'''
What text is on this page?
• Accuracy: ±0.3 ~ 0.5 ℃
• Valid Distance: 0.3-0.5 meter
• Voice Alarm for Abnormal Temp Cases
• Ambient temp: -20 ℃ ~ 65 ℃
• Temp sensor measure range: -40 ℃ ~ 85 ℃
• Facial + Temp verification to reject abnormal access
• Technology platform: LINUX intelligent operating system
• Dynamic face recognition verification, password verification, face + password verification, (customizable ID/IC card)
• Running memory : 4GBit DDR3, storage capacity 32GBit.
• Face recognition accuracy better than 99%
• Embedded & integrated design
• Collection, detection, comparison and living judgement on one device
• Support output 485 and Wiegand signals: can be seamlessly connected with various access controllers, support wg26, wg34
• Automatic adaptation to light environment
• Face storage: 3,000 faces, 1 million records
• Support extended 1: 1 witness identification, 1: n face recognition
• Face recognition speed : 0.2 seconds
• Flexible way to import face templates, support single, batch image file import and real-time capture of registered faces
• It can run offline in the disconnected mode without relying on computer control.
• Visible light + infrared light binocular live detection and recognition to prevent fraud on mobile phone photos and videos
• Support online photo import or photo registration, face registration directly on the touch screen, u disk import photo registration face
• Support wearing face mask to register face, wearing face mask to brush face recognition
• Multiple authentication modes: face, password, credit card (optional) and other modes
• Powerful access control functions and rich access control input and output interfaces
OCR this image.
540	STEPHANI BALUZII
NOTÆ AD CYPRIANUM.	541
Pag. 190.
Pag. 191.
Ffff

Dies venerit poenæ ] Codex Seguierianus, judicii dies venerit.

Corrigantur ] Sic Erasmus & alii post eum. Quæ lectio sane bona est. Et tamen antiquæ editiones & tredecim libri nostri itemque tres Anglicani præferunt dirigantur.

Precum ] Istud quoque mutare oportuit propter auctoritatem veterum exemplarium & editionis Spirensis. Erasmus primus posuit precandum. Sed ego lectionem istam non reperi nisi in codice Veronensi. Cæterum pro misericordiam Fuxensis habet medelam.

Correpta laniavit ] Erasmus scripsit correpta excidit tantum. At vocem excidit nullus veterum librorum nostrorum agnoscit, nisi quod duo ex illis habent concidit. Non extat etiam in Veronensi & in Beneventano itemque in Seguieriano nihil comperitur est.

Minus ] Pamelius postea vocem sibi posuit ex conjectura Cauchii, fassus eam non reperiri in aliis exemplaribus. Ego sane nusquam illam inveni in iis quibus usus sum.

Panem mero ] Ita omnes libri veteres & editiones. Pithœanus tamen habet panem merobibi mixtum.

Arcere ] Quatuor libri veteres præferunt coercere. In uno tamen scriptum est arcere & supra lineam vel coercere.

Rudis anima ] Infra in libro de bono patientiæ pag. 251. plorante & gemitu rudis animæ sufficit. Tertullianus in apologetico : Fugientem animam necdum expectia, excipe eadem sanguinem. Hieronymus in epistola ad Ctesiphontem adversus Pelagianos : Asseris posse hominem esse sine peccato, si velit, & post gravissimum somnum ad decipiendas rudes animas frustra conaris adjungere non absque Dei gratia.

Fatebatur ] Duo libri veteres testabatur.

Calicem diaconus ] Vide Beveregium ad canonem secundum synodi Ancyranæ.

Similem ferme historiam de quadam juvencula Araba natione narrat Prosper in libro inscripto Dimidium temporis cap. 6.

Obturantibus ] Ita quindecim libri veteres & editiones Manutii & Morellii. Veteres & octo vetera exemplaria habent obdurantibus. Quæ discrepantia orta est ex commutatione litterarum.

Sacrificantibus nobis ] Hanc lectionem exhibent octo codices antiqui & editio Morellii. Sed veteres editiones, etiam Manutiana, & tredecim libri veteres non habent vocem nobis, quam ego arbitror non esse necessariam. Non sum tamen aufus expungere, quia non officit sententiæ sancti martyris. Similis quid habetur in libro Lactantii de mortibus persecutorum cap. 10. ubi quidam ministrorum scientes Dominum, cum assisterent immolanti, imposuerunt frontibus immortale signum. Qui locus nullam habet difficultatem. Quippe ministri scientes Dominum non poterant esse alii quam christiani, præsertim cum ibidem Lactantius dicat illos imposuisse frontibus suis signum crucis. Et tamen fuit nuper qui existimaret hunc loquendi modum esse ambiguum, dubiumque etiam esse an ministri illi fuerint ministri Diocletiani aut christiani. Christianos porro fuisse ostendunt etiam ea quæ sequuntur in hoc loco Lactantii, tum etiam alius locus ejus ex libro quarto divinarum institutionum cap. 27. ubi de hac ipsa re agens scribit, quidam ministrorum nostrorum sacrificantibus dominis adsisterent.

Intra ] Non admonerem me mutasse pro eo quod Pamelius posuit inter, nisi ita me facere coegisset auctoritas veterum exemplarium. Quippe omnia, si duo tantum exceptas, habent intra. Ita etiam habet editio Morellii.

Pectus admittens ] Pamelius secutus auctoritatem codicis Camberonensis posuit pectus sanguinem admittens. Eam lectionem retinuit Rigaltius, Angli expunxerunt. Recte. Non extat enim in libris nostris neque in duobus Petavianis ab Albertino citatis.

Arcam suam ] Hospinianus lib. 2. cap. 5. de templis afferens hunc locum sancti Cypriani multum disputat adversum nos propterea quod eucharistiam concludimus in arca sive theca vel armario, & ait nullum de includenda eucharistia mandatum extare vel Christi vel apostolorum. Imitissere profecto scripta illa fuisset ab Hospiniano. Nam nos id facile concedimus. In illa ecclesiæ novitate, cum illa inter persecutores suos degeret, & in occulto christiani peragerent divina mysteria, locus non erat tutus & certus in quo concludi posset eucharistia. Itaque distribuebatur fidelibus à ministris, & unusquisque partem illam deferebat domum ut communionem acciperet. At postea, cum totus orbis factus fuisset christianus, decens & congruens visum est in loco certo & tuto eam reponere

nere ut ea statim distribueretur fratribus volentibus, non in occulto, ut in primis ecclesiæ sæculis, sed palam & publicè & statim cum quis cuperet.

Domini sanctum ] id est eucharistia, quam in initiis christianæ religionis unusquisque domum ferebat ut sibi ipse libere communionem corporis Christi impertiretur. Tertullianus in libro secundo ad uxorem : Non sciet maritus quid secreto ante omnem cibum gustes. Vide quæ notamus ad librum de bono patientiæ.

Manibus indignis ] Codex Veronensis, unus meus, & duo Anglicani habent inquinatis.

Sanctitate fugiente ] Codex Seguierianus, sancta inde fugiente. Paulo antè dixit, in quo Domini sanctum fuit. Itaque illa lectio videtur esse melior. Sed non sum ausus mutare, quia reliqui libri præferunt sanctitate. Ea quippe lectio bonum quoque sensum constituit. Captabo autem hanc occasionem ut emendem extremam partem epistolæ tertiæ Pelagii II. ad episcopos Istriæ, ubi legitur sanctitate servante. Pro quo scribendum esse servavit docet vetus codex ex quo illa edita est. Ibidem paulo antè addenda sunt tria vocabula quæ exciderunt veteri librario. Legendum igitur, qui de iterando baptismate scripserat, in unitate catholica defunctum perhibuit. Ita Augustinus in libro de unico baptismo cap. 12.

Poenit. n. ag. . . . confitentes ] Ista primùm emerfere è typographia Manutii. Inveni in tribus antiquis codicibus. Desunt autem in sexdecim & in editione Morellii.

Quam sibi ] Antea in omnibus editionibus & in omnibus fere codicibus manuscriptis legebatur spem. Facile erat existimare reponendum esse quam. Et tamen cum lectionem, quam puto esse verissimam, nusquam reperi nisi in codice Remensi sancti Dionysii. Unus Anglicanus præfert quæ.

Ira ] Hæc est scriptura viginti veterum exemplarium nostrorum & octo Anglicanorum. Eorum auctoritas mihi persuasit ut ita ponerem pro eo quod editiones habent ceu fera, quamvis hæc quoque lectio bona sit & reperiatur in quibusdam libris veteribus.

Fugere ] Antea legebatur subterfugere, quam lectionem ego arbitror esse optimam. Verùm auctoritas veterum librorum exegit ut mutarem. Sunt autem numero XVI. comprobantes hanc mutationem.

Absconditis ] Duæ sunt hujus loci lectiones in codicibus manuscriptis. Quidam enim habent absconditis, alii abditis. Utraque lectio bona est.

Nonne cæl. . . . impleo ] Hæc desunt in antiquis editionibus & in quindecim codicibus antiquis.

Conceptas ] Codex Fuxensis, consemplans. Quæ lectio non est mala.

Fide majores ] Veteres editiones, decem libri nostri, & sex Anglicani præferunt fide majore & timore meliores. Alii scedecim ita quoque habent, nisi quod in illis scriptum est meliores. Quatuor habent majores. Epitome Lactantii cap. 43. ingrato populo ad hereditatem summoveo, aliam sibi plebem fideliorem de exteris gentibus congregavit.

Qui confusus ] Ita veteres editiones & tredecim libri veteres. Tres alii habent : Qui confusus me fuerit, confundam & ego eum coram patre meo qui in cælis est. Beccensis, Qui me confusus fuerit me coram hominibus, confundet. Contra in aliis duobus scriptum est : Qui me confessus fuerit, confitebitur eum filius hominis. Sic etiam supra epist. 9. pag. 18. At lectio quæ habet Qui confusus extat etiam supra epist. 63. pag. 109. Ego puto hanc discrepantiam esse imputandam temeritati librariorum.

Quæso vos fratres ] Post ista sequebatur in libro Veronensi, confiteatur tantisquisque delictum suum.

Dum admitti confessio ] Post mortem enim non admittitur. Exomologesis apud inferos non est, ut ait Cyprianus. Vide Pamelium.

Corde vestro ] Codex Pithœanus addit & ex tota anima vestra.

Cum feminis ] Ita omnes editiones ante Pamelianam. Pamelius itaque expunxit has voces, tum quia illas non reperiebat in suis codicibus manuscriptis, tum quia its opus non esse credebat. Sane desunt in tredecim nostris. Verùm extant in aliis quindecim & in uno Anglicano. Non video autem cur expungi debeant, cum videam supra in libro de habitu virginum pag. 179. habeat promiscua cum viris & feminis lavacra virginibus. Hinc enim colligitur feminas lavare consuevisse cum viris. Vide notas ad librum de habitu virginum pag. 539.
'''
#### [DIRECTIONS]
Report the number of lines in the listing where the string "card" appears, and nothing besides.

#### [ANSWER IN FULL]
2